### Written instruction
Below is a block of records; return all of them exactly, but without the images.
'''
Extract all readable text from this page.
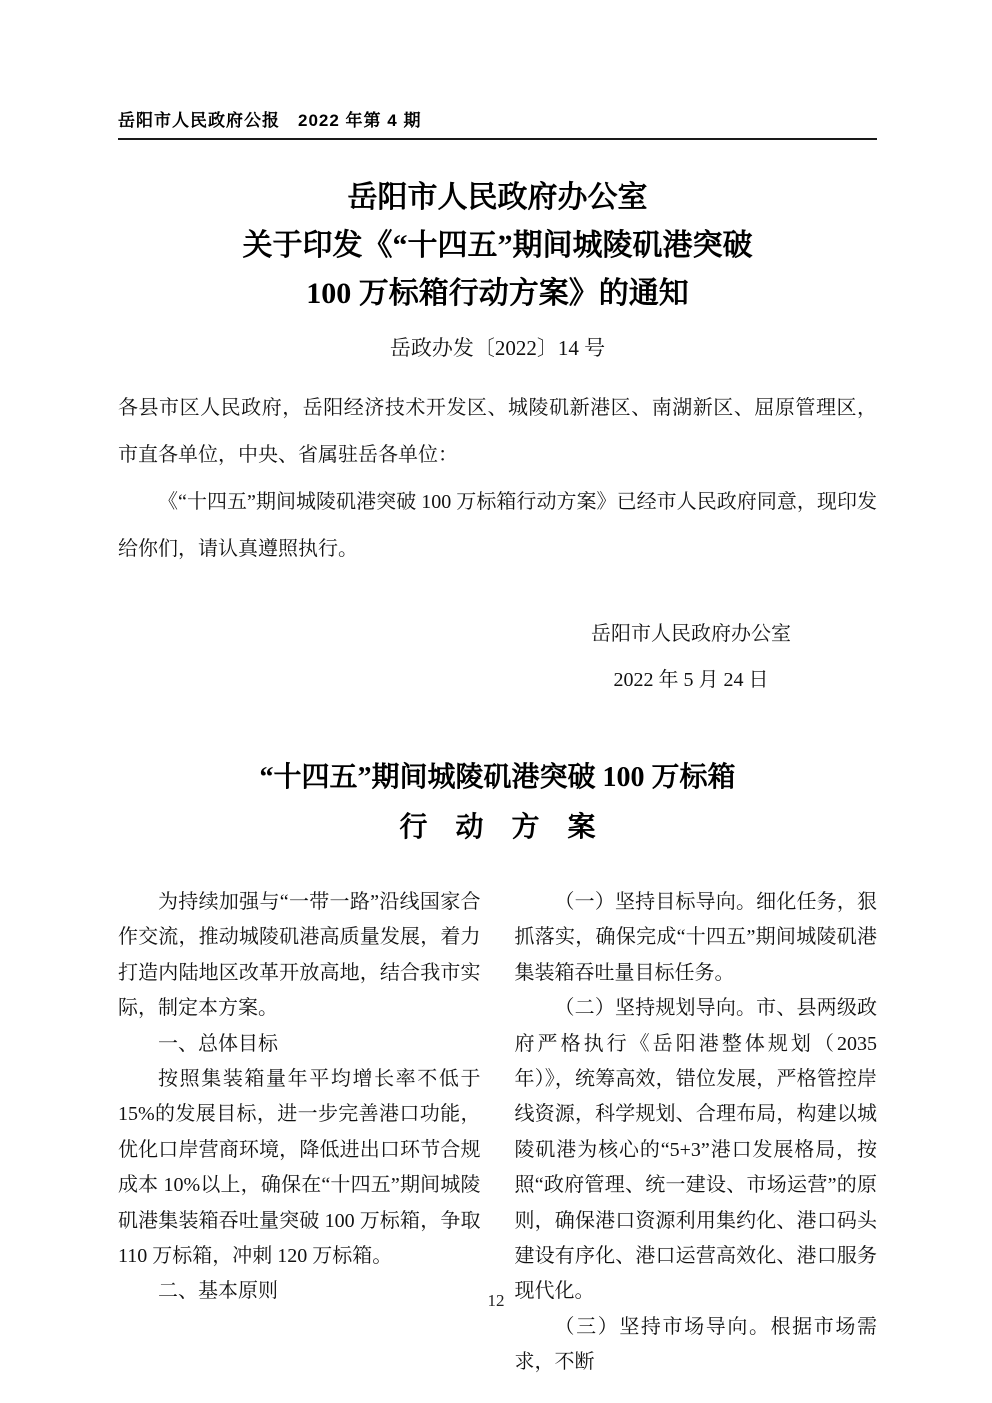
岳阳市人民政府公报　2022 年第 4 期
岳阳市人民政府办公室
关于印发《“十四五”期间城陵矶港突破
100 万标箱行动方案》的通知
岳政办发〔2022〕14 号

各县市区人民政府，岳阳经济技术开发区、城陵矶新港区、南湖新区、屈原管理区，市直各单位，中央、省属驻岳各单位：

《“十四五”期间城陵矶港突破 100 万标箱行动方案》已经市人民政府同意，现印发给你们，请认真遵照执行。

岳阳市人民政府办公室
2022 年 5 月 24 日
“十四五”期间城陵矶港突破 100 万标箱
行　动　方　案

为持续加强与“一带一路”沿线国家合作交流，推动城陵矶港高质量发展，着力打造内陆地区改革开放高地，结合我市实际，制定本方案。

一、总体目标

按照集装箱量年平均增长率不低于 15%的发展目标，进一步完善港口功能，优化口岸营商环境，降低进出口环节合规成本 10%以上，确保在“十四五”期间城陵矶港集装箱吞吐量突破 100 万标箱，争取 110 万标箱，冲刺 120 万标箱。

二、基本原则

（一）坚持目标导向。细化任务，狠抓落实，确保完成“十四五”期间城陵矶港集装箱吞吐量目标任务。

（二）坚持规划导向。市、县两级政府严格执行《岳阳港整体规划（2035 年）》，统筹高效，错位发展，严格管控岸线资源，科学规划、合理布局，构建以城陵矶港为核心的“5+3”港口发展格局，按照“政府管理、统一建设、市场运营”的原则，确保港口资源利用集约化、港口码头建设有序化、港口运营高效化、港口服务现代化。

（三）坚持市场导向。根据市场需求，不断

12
'''
### Result
Extract all readable text from this page.
岳阳市人民政府公报　2022 年第 4 期
岳阳市人民政府办公室
关于印发《“十四五”期间城陵矶港突破
100 万标箱行动方案》的通知
岳政办发〔2022〕14 号

各县市区人民政府，岳阳经济技术开发区、城陵矶新港区、南湖新区、屈原管理区，市直各单位，中央、省属驻岳各单位：

《“十四五”期间城陵矶港突破 100 万标箱行动方案》已经市人民政府同意，现印发给你们，请认真遵照执行。

岳阳市人民政府办公室
2022 年 5 月 24 日
“十四五”期间城陵矶港突破 100 万标箱
行　动　方　案

为持续加强与“一带一路”沿线国家合作交流，推动城陵矶港高质量发展，着力打造内陆地区改革开放高地，结合我市实际，制定本方案。

一、总体目标

按照集装箱量年平均增长率不低于 15%的发展目标，进一步完善港口功能，优化口岸营商环境，降低进出口环节合规成本 10%以上，确保在“十四五”期间城陵矶港集装箱吞吐量突破 100 万标箱，争取 110 万标箱，冲刺 120 万标箱。

二、基本原则

（一）坚持目标导向。细化任务，狠抓落实，确保完成“十四五”期间城陵矶港集装箱吞吐量目标任务。

（二）坚持规划导向。市、县两级政府严格执行《岳阳港整体规划（2035 年）》，统筹高效，错位发展，严格管控岸线资源，科学规划、合理布局，构建以城陵矶港为核心的“5+3”港口发展格局，按照“政府管理、统一建设、市场运营”的原则，确保港口资源利用集约化、港口码头建设有序化、港口运营高效化、港口服务现代化。

（三）坚持市场导向。根据市场需求，不断

12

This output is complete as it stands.